=== Exercise description ===
Rewrite every line of the items below as a JSON list of strings, with one string for each line and blank lines left out.

>> Begin Entries supplied

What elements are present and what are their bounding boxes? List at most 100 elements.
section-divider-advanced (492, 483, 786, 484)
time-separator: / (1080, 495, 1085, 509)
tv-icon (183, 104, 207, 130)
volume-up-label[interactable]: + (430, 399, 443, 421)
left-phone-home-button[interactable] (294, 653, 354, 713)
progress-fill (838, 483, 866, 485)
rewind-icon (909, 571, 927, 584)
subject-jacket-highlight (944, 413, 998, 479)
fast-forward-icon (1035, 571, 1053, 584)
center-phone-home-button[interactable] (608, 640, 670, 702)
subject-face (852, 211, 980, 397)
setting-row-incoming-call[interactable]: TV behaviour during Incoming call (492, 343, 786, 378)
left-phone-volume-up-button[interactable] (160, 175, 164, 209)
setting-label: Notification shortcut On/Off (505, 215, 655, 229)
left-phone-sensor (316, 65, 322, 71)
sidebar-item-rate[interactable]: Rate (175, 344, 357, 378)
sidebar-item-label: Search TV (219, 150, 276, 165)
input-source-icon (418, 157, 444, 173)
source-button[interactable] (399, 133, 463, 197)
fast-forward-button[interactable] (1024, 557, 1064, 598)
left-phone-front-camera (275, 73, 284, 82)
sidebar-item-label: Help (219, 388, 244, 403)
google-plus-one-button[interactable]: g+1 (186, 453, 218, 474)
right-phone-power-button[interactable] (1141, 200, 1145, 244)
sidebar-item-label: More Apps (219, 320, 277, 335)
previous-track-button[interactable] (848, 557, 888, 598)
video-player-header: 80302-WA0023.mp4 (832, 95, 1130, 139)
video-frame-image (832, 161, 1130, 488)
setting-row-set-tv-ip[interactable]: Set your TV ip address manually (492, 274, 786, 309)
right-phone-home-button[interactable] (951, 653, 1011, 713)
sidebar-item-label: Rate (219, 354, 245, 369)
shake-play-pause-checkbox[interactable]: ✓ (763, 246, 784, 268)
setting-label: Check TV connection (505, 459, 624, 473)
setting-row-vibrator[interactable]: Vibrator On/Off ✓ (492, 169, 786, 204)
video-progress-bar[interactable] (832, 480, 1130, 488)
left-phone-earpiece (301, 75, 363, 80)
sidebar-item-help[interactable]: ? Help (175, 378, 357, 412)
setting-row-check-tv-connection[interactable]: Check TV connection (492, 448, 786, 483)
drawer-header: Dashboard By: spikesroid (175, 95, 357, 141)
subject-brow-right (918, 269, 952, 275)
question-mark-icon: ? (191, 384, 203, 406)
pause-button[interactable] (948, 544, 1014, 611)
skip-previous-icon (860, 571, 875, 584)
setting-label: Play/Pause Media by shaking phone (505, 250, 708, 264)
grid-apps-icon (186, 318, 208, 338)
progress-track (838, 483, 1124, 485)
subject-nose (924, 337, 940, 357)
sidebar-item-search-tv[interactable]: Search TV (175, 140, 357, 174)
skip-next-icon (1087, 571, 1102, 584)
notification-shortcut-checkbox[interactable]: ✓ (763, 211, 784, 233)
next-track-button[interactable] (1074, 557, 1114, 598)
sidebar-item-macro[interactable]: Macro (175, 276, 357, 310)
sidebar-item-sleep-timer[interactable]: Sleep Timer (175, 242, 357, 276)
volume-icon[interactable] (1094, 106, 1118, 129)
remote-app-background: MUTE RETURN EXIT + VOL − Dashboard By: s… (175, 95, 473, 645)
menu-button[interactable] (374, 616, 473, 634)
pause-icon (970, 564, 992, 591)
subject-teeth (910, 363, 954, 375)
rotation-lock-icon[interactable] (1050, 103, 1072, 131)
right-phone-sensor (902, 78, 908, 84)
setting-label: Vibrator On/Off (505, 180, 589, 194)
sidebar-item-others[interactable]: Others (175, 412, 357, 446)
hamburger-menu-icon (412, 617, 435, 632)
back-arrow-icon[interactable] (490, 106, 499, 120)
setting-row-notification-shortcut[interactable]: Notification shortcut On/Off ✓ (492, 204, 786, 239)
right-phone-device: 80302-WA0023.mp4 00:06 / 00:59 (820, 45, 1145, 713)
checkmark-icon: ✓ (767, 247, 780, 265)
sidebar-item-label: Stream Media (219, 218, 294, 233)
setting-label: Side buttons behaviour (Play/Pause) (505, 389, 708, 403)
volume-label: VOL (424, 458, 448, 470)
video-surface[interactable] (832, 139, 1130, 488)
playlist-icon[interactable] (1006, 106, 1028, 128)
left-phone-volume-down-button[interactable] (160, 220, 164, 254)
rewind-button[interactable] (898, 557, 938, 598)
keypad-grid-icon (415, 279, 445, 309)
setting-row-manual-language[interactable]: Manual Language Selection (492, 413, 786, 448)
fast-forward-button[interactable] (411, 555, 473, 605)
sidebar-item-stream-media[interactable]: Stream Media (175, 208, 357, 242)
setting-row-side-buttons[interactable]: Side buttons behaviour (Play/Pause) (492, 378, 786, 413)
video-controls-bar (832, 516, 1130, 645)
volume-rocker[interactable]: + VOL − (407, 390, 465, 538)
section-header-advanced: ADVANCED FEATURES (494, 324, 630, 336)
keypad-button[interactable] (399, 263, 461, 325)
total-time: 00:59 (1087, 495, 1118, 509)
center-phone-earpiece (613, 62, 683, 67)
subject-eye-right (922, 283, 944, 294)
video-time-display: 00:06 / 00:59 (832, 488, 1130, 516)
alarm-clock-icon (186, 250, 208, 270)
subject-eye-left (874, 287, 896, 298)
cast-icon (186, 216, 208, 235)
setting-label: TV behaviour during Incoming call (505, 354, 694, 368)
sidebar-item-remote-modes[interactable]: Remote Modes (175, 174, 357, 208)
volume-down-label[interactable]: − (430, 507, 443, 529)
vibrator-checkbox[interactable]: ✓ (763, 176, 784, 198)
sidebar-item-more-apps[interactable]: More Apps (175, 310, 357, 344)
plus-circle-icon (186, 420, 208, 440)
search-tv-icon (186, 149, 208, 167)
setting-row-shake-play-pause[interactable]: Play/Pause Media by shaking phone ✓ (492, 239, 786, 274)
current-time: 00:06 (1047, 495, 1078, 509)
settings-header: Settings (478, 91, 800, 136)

>> End Entries supplied

=== Written answer ===
[
  "What elements are present and what are their bounding boxes? List at most 100 elements.",
  "section-divider-advanced (492, 483, 786, 484)",
  "time-separator: / (1080, 495, 1085, 509)",
  "tv-icon (183, 104, 207, 130)",
  "volume-up-label[interactable]: + (430, 399, 443, 421)",
  "left-phone-home-button[interactable] (294, 653, 354, 713)",
  "progress-fill (838, 483, 866, 485)",
  "rewind-icon (909, 571, 927, 584)",
  "subject-jacket-highlight (944, 413, 998, 479)",
  "fast-forward-icon (1035, 571, 1053, 584)",
  "center-phone-home-button[interactable] (608, 640, 670, 702)",
  "subject-face (852, 211, 980, 397)",
  "setting-row-incoming-call[interactable]: TV behaviour during Incoming call (492, 343, 786, 378)",
  "left-phone-volume-up-button[interactable] (160, 175, 164, 209)",
  "setting-label: Notification shortcut On/Off (505, 215, 655, 229)",
  "left-phone-sensor (316, 65, 322, 71)",
  "sidebar-item-rate[interactable]: Rate (175, 344, 357, 378)",
  "sidebar-item-label: Search TV (219, 150, 276, 165)",
  "input-source-icon (418, 157, 444, 173)",
  "source-button[interactable] (399, 133, 463, 197)",
  "fast-forward-button[interactable] (1024, 557, 1064, 598)",
  "left-phone-front-camera (275, 73, 284, 82)",
  "sidebar-item-label: Help (219, 388, 244, 403)",
  "google-plus-one-button[interactable]: g+1 (186, 453, 218, 474)",
  "right-phone-power-button[interactable] (1141, 200, 1145, 244)",
  "sidebar-item-label: More Apps (219, 320, 277, 335)",
  "previous-track-button[interactable] (848, 557, 888, 598)",
  "video-player-header: 80302-WA0023.mp4 (832, 95, 1130, 139)",
  "video-frame-image (832, 161, 1130, 488)",
  "setting-row-set-tv-ip[interactable]: Set your TV ip address manually (492, 274, 786, 309)",
  "right-phone-home-button[interactable] (951, 653, 1011, 713)",
  "sidebar-item-label: Rate (219, 354, 245, 369)",
  "shake-play-pause-checkbox[interactable]: ✓ (763, 246, 784, 268)",
  "setting-label: Check TV connection (505, 459, 624, 473)",
  "setting-row-vibrator[interactable]: Vibrator On/Off ✓ (492, 169, 786, 204)",
  "video-progress-bar[interactable] (832, 480, 1130, 488)",
  "left-phone-earpiece (301, 75, 363, 80)",
  "sidebar-item-help[interactable]: ? Help (175, 378, 357, 412)",
  "setting-row-check-tv-connection[interactable]: Check TV connection (492, 448, 786, 483)",
  "drawer-header: Dashboard By: spikesroid (175, 95, 357, 141)",
  "subject-brow-right (918, 269, 952, 275)",
  "question-mark-icon: ? (191, 384, 203, 406)",
  "pause-button[interactable] (948, 544, 1014, 611)",
  "skip-previous-icon (860, 571, 875, 584)",
  "setting-label: Play/Pause Media by shaking phone (505, 250, 708, 264)",
  "grid-apps-icon (186, 318, 208, 338)",
  "progress-track (838, 483, 1124, 485)",
  "subject-nose (924, 337, 940, 357)",
  "sidebar-item-search-tv[interactable]: Search TV (175, 140, 357, 174)",
  "skip-next-icon (1087, 571, 1102, 584)",
  "notification-shortcut-checkbox[interactable]: ✓ (763, 211, 784, 233)",
  "next-track-button[interactable] (1074, 557, 1114, 598)",
  "sidebar-item-macro[interactable]: Macro (175, 276, 357, 310)",
  "sidebar-item-sleep-timer[interactable]: Sleep Timer (175, 242, 357, 276)",
  "volume-icon[interactable] (1094, 106, 1118, 129)",
  "remote-app-background: MUTE RETURN EXIT + VOL − Dashboard By: s… (175, 95, 473, 645)",
  "menu-button[interactable] (374, 616, 473, 634)",
  "pause-icon (970, 564, 992, 591)",
  "subject-teeth (910, 363, 954, 375)",
  "rotation-lock-icon[interactable] (1050, 103, 1072, 131)",
  "right-phone-sensor (902, 78, 908, 84)",
  "setting-label: Vibrator On/Off (505, 180, 589, 194)",
  "sidebar-item-others[interactable]: Others (175, 412, 357, 446)",
  "hamburger-menu-icon (412, 617, 435, 632)",
  "back-arrow-icon[interactable] (490, 106, 499, 120)",
  "setting-row-notification-shortcut[interactable]: Notification shortcut On/Off ✓ (492, 204, 786, 239)",
  "right-phone-device: 80302-WA0023.mp4 00:06 / 00:59 (820, 45, 1145, 713)",
  "checkmark-icon: ✓ (767, 247, 780, 265)",
  "sidebar-item-label: Stream Media (219, 218, 294, 233)",
  "setting-label: Side buttons behaviour (Play/Pause) (505, 389, 708, 403)",
  "volume-label: VOL (424, 458, 448, 470)",
  "video-surface[interactable] (832, 139, 1130, 488)",
  "playlist-icon[interactable] (1006, 106, 1028, 128)",
  "left-phone-volume-down-button[interactable] (160, 220, 164, 254)",
  "rewind-button[interactable] (898, 557, 938, 598)",
  "keypad-grid-icon (415, 279, 445, 309)",
  "setting-row-manual-language[interactable]: Manual Language Selection (492, 413, 786, 448)",
  "fast-forward-button[interactable] (411, 555, 473, 605)",
  "sidebar-item-stream-media[interactable]: Stream Media (175, 208, 357, 242)",
  "setting-row-side-buttons[interactable]: Side buttons behaviour (Play/Pause) (492, 378, 786, 413)",
  "video-controls-bar (832, 516, 1130, 645)",
  "volume-rocker[interactable]: + VOL − (407, 390, 465, 538)",
  "section-header-advanced: ADVANCED FEATURES (494, 324, 630, 336)",
  "keypad-button[interactable] (399, 263, 461, 325)",
  "total-time: 00:59 (1087, 495, 1118, 509)",
  "center-phone-earpiece (613, 62, 683, 67)",
  "subject-eye-right (922, 283, 944, 294)",
  "video-time-display: 00:06 / 00:59 (832, 488, 1130, 516)",
  "alarm-clock-icon (186, 250, 208, 270)",
  "subject-eye-left (874, 287, 896, 298)",
  "cast-icon (186, 216, 208, 235)",
  "setting-label: TV behaviour during Incoming call (505, 354, 694, 368)",
  "sidebar-item-remote-modes[interactable]: Remote Modes (175, 174, 357, 208)",
  "volume-down-label[interactable]: − (430, 507, 443, 529)",
  "vibrator-checkbox[interactable]: ✓ (763, 176, 784, 198)",
  "sidebar-item-more-apps[interactable]: More Apps (175, 310, 357, 344)",
  "plus-circle-icon (186, 420, 208, 440)",
  "search-tv-icon (186, 149, 208, 167)",
  "setting-row-shake-play-pause[interactable]: Play/Pause Media by shaking phone ✓ (492, 239, 786, 274)",
  "current-time: 00:06 (1047, 495, 1078, 509)",
  "settings-header: Settings (478, 91, 800, 136)"
]